▶ _Stored dataset items_:

○ ○ ○ ○ ○ ○ ○

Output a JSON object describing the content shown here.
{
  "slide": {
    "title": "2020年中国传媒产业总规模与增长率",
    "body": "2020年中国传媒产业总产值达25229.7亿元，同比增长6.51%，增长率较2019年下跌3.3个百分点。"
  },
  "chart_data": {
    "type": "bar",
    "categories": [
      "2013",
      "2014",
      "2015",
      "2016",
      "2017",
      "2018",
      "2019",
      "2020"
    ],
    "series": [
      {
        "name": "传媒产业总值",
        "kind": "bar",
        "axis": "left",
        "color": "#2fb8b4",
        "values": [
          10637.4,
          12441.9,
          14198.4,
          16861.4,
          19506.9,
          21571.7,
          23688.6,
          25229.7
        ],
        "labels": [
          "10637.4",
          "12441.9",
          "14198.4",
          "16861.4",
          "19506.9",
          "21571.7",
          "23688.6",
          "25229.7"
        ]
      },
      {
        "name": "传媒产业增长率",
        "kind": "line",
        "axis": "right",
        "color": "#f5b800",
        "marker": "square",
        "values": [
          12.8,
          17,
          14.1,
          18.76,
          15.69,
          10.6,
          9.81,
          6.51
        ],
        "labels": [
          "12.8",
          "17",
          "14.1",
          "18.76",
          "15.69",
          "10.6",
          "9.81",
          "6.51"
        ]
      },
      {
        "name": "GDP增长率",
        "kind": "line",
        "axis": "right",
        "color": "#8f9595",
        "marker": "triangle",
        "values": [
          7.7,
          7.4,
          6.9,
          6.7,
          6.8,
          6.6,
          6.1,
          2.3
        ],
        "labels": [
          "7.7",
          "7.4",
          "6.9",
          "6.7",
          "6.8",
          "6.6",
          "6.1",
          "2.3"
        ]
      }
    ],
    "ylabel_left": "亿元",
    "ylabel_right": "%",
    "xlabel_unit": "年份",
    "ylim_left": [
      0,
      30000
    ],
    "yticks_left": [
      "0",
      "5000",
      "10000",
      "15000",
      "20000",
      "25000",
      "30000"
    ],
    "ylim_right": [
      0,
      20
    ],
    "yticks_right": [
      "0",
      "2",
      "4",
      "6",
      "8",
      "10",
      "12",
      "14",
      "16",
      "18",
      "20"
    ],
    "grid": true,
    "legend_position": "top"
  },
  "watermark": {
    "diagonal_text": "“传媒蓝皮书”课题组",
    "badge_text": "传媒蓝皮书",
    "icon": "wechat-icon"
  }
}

○ ○ ○ ○ ○ ○ ○

▶ _Exercise_: Reproduce the listing shown above in its entirety, exactly.

▶ _Exercise output_:
Output a JSON object describing the content shown here.
{
  "slide": {
    "title": "2020年中国传媒产业总规模与增长率",
    "body": "2020年中国传媒产业总产值达25229.7亿元，同比增长6.51%，增长率较2019年下跌3.3个百分点。"
  },
  "chart_data": {
    "type": "bar",
    "categories": [
      "2013",
      "2014",
      "2015",
      "2016",
      "2017",
      "2018",
      "2019",
      "2020"
    ],
    "series": [
      {
        "name": "传媒产业总值",
        "kind": "bar",
        "axis": "left",
        "color": "#2fb8b4",
        "values": [
          10637.4,
          12441.9,
          14198.4,
          16861.4,
          19506.9,
          21571.7,
          23688.6,
          25229.7
        ],
        "labels": [
          "10637.4",
          "12441.9",
          "14198.4",
          "16861.4",
          "19506.9",
          "21571.7",
          "23688.6",
          "25229.7"
        ]
      },
      {
        "name": "传媒产业增长率",
        "kind": "line",
        "axis": "right",
        "color": "#f5b800",
        "marker": "square",
        "values": [
          12.8,
          17,
          14.1,
          18.76,
          15.69,
          10.6,
          9.81,
          6.51
        ],
        "labels": [
          "12.8",
          "17",
          "14.1",
          "18.76",
          "15.69",
          "10.6",
          "9.81",
          "6.51"
        ]
      },
      {
        "name": "GDP增长率",
        "kind": "line",
        "axis": "right",
        "color": "#8f9595",
        "marker": "triangle",
        "values": [
          7.7,
          7.4,
          6.9,
          6.7,
          6.8,
          6.6,
          6.1,
          2.3
        ],
        "labels": [
          "7.7",
          "7.4",
          "6.9",
          "6.7",
          "6.8",
          "6.6",
          "6.1",
          "2.3"
        ]
      }
    ],
    "ylabel_left": "亿元",
    "ylabel_right": "%",
    "xlabel_unit": "年份",
    "ylim_left": [
      0,
      30000
    ],
    "yticks_left": [
      "0",
      "5000",
      "10000",
      "15000",
      "20000",
      "25000",
      "30000"
    ],
    "ylim_right": [
      0,
      20
    ],
    "yticks_right": [
      "0",
      "2",
      "4",
      "6",
      "8",
      "10",
      "12",
      "14",
      "16",
      "18",
      "20"
    ],
    "grid": true,
    "legend_position": "top"
  },
  "watermark": {
    "diagonal_text": "“传媒蓝皮书”课题组",
    "badge_text": "传媒蓝皮书",
    "icon": "wechat-icon"
  }
}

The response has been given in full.